EXERCISE: Look through the listing and locate every line containing the word "color"; copy those lines.

RECORDS FOR THE TASK:
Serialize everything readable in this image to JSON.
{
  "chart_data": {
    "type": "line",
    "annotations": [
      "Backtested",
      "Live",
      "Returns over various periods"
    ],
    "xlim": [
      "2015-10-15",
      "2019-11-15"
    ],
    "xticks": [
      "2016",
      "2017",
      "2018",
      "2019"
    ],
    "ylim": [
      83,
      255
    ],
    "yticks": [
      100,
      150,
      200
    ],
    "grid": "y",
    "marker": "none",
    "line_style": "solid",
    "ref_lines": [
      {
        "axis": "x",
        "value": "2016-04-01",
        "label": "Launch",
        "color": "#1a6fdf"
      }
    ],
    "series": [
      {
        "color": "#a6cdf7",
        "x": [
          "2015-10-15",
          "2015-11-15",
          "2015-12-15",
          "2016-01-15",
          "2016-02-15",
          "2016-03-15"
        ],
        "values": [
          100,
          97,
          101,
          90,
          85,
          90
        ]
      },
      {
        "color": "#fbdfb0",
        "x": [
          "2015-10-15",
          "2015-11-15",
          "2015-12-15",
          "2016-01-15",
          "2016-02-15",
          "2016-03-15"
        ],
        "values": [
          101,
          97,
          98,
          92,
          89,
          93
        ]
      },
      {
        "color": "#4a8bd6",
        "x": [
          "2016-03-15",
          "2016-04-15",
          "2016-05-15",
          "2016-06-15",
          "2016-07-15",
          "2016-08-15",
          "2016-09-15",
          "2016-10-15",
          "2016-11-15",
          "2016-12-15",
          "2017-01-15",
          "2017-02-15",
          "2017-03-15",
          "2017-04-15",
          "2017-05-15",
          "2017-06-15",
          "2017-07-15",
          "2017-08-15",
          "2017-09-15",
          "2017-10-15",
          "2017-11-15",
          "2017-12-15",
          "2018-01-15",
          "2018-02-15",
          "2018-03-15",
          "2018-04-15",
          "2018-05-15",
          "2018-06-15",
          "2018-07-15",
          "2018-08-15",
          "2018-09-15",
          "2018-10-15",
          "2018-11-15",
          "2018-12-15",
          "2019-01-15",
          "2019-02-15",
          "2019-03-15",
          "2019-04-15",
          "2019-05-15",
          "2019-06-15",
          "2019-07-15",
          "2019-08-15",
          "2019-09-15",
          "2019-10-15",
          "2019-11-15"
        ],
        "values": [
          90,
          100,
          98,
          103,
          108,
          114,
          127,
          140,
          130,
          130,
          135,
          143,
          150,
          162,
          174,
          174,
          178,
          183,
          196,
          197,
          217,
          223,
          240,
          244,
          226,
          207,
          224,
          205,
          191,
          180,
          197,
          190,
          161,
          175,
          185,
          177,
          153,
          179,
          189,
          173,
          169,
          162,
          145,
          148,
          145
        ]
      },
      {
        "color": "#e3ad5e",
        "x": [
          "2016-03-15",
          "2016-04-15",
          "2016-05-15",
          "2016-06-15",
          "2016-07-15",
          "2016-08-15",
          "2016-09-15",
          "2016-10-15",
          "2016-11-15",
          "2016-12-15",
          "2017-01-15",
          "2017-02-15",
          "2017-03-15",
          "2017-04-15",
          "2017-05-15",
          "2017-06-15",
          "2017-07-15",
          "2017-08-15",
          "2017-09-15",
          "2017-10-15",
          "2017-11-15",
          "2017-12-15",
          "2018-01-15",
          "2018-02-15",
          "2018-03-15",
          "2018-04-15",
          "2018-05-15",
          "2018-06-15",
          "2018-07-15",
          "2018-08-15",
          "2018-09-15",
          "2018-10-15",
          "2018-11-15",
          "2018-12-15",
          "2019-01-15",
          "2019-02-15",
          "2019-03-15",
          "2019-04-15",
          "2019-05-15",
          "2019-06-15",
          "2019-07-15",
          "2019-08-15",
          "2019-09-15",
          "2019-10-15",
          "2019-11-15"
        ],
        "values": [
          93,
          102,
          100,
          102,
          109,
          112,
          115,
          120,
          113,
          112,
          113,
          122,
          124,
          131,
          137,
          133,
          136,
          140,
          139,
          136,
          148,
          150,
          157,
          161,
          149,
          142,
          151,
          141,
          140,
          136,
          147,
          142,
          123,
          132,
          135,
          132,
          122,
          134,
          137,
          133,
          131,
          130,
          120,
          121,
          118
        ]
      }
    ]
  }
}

WORKED SOLUTION:
        "color": "#1a6fdf"
        "color": "#a6cdf7",
        "color": "#fbdfb0",
        "color": "#4a8bd6",
        "color": "#e3ad5e",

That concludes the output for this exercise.